Write out every entry precisely as given, leaving the pictures out.
─── Material shown ───
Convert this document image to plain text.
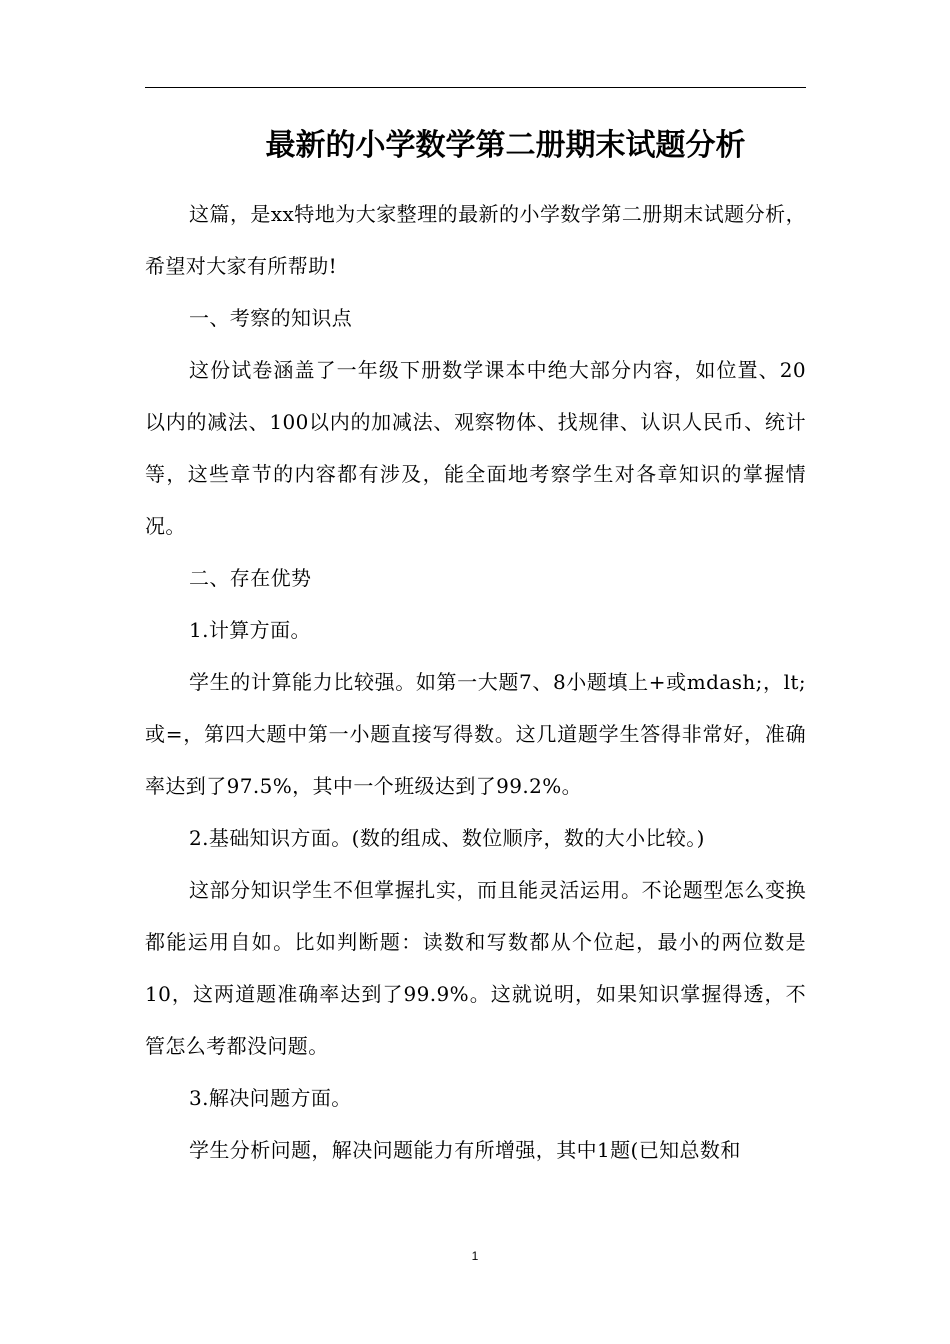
最新的小学数学第二册期末试题分析

这篇，是xx特地为大家整理的最新的小学数学第二册期末试题分析，希望对大家有所帮助!

一、考察的知识点

这份试卷涵盖了一年级下册数学课本中绝大部分内容，如位置、20以内的减法、100以内的加减法、观察物体、找规律、认识人民币、统计等，这些章节的内容都有涉及，能全面地考察学生对各章知识的掌握情况。

二、存在优势

1.计算方面。

学生的计算能力比较强。如第一大题7、8小题填上+或mdash;，lt;或=，第四大题中第一小题直接写得数。这几道题学生答得非常好，准确率达到了97.5%，其中一个班级达到了99.2%。

2.基础知识方面。(数的组成、数位顺序，数的大小比较。)

这部分知识学生不但掌握扎实，而且能灵活运用。不论题型怎么变换都能运用自如。比如判断题：读数和写数都从个位起，最小的两位数是10，这两道题准确率达到了99.9%。这就说明，如果知识掌握得透，不管怎么考都没问题。

3.解决问题方面。

学生分析问题，解决问题能力有所增强，其中1题(已知总数和

1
───
The output —
Convert this document image to plain text.
最新的小学数学第二册期末试题分析

这篇，是xx特地为大家整理的最新的小学数学第二册期末试题分析，希望对大家有所帮助!

一、考察的知识点

这份试卷涵盖了一年级下册数学课本中绝大部分内容，如位置、20以内的减法、100以内的加减法、观察物体、找规律、认识人民币、统计等，这些章节的内容都有涉及，能全面地考察学生对各章知识的掌握情况。

二、存在优势

1.计算方面。

学生的计算能力比较强。如第一大题7、8小题填上+或mdash;，lt;或=，第四大题中第一小题直接写得数。这几道题学生答得非常好，准确率达到了97.5%，其中一个班级达到了99.2%。

2.基础知识方面。(数的组成、数位顺序，数的大小比较。)

这部分知识学生不但掌握扎实，而且能灵活运用。不论题型怎么变换都能运用自如。比如判断题：读数和写数都从个位起，最小的两位数是10，这两道题准确率达到了99.9%。这就说明，如果知识掌握得透，不管怎么考都没问题。

3.解决问题方面。

学生分析问题，解决问题能力有所增强，其中1题(已知总数和

1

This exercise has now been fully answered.